▶ _WHAT IS NEEDED_:
Copy everything from the start of the data down to the line containing "443, 35, 467]", switching "legend-tick" to "legend-mark" and leaving the rest unchanged.

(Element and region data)
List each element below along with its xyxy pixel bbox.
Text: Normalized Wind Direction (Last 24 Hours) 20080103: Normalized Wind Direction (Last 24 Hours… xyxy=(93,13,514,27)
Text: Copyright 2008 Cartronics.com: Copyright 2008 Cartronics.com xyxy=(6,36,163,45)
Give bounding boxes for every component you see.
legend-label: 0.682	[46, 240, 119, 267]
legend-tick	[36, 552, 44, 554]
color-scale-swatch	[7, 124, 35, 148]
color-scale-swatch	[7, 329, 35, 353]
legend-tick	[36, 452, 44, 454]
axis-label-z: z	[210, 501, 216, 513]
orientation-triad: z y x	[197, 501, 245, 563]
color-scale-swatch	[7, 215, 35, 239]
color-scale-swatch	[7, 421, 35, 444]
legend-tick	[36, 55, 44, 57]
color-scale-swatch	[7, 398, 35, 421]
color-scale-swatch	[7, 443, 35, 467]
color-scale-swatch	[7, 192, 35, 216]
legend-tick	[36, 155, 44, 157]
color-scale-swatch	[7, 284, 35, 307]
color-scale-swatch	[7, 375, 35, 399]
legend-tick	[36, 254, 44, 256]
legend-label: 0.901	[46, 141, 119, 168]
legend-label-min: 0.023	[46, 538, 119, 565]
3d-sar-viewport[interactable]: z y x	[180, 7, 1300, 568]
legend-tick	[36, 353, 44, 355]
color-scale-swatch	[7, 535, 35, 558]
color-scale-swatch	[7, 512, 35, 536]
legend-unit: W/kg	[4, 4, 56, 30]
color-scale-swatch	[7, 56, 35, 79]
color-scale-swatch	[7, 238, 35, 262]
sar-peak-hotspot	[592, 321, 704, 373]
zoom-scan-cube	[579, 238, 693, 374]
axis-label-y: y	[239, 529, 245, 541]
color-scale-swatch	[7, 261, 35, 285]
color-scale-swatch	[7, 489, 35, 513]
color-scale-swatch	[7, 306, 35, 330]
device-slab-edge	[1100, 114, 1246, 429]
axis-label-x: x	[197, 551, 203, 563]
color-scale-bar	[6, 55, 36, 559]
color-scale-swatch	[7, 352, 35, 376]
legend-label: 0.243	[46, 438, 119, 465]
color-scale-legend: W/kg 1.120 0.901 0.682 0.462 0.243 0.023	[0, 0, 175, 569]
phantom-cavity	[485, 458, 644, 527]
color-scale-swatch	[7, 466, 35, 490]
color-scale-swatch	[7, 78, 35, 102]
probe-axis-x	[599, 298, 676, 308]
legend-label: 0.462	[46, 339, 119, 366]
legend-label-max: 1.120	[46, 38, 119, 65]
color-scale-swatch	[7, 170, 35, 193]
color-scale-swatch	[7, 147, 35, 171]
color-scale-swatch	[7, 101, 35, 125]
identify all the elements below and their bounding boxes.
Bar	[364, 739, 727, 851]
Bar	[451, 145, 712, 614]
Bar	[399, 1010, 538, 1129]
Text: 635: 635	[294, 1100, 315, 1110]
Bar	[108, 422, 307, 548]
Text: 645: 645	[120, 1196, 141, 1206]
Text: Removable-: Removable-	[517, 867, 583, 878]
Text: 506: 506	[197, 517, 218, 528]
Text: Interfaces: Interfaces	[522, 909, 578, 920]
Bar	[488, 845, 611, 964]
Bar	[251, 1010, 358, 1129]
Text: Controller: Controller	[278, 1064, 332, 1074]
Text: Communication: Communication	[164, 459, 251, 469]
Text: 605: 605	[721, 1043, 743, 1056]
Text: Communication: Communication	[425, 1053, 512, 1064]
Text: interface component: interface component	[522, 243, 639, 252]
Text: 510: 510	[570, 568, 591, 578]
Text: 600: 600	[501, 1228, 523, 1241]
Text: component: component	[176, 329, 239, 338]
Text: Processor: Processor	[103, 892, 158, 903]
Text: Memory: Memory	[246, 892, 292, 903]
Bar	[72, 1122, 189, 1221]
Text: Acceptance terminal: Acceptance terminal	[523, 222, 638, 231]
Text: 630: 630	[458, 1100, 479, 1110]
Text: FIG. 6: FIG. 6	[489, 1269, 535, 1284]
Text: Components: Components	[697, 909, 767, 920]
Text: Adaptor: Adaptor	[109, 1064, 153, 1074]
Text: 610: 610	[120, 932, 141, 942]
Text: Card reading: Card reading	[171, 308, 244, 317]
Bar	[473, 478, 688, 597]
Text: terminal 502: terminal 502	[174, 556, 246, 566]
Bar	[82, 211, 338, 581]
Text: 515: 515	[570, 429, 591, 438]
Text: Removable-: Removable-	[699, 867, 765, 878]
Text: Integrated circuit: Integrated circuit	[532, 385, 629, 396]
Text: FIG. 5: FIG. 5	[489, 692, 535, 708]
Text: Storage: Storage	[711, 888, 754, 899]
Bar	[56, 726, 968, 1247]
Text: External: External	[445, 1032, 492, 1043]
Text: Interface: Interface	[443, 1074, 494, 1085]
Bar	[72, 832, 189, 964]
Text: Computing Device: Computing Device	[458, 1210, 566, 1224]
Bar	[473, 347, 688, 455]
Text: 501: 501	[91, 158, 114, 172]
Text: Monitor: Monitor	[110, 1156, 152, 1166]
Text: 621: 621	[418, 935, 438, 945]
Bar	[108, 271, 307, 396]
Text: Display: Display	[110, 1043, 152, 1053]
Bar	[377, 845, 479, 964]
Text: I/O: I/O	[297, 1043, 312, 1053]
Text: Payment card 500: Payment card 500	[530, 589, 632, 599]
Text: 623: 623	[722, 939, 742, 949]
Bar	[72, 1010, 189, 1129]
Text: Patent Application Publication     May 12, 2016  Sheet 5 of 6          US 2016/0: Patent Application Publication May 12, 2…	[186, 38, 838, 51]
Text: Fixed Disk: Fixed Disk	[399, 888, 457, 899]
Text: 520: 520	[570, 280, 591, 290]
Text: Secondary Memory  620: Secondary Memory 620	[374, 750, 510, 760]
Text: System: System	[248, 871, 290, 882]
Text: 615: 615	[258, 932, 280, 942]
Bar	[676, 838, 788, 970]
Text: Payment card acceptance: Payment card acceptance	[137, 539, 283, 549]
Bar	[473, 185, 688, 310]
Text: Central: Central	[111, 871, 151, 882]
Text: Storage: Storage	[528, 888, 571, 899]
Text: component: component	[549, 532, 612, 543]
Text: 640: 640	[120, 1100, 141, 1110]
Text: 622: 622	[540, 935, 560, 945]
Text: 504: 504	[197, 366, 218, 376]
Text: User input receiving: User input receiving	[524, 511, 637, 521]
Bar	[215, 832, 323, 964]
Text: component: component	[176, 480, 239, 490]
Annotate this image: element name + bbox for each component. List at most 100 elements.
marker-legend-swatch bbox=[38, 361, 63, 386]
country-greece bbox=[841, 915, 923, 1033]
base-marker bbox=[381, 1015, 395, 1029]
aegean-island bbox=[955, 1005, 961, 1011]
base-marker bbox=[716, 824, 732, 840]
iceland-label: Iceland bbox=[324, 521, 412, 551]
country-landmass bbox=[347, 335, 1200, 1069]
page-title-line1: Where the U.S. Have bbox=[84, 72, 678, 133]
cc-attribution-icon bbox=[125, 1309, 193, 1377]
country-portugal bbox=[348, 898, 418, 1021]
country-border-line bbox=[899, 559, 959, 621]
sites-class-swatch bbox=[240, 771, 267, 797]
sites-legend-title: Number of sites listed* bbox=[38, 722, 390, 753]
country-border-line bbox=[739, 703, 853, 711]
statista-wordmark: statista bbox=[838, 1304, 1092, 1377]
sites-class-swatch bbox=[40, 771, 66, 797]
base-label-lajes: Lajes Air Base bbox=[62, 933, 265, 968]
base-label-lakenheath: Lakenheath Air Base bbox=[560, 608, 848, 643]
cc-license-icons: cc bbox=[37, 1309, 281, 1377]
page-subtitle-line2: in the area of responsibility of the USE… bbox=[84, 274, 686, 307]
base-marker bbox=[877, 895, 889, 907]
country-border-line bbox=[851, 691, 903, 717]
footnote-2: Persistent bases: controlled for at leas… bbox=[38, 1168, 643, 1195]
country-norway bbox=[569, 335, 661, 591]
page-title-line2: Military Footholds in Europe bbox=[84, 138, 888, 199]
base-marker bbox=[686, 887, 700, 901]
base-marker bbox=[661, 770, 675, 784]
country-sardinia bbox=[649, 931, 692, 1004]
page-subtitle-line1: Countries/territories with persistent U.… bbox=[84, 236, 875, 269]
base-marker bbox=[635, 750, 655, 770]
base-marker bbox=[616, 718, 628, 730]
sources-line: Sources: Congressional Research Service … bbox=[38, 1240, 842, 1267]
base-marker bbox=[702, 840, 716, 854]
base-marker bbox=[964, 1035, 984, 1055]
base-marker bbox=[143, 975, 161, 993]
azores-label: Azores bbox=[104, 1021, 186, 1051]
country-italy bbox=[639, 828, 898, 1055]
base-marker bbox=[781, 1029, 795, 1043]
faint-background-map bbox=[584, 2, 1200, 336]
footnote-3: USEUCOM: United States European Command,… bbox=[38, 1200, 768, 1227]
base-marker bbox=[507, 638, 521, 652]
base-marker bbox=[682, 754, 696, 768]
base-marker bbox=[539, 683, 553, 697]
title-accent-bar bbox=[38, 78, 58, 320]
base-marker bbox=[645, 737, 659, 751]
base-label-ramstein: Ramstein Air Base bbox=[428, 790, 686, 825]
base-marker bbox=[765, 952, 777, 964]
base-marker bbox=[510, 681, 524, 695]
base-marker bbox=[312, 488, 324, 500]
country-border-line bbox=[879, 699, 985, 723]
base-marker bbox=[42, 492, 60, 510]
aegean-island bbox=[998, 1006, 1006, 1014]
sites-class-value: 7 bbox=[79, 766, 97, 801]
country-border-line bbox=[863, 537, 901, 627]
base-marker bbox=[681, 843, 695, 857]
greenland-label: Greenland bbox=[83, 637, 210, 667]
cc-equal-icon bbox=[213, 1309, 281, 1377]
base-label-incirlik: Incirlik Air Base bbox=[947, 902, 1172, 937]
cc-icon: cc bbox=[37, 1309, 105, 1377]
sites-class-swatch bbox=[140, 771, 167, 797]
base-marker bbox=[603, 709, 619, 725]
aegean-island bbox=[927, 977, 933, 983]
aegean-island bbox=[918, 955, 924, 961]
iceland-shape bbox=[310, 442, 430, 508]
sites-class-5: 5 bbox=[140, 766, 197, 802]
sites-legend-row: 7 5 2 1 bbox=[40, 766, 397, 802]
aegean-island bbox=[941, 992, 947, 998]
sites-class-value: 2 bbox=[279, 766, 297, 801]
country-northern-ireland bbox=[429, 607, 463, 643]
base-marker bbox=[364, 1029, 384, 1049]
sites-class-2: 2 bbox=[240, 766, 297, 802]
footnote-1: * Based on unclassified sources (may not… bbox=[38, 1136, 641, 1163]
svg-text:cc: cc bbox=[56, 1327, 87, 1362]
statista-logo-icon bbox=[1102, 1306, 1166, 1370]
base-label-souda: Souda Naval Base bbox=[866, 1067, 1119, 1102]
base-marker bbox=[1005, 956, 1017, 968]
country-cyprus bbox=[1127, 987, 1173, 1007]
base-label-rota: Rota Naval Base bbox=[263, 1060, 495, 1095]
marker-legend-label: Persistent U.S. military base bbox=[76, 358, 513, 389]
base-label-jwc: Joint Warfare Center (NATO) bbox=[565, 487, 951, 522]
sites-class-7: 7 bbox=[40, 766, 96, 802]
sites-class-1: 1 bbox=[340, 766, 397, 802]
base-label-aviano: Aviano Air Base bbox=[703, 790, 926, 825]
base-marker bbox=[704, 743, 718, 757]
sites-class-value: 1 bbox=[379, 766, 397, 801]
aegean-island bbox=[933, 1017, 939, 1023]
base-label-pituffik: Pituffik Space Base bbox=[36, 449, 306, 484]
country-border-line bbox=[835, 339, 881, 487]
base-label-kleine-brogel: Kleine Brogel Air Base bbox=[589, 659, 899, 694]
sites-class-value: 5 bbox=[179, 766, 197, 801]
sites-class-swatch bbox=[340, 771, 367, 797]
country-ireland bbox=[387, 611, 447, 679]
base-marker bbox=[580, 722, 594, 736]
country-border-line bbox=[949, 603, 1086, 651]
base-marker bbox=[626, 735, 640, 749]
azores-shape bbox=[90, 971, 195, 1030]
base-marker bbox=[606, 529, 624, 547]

▶ _THE ANSWER_:
List each element below along with its xyxy pixel bbox.
Text: Normalized Wind Direction (Last 24 Hours) 20080103: Normalized Wind Direction (Last 24 Hours… xyxy=(93,13,514,27)
Text: Copyright 2008 Cartronics.com: Copyright 2008 Cartronics.com xyxy=(6,36,163,45)
Give bounding boxes for every component you see.
legend-label: 0.682	[46, 240, 119, 267]
legend-mark	[36, 552, 44, 554]
color-scale-swatch	[7, 124, 35, 148]
color-scale-swatch	[7, 329, 35, 353]
legend-mark	[36, 452, 44, 454]
axis-label-z: z	[210, 501, 216, 513]
orientation-triad: z y x	[197, 501, 245, 563]
color-scale-swatch	[7, 215, 35, 239]
color-scale-swatch	[7, 421, 35, 444]
legend-mark	[36, 55, 44, 57]
color-scale-swatch	[7, 398, 35, 421]
color-scale-swatch	[7, 443, 35, 467]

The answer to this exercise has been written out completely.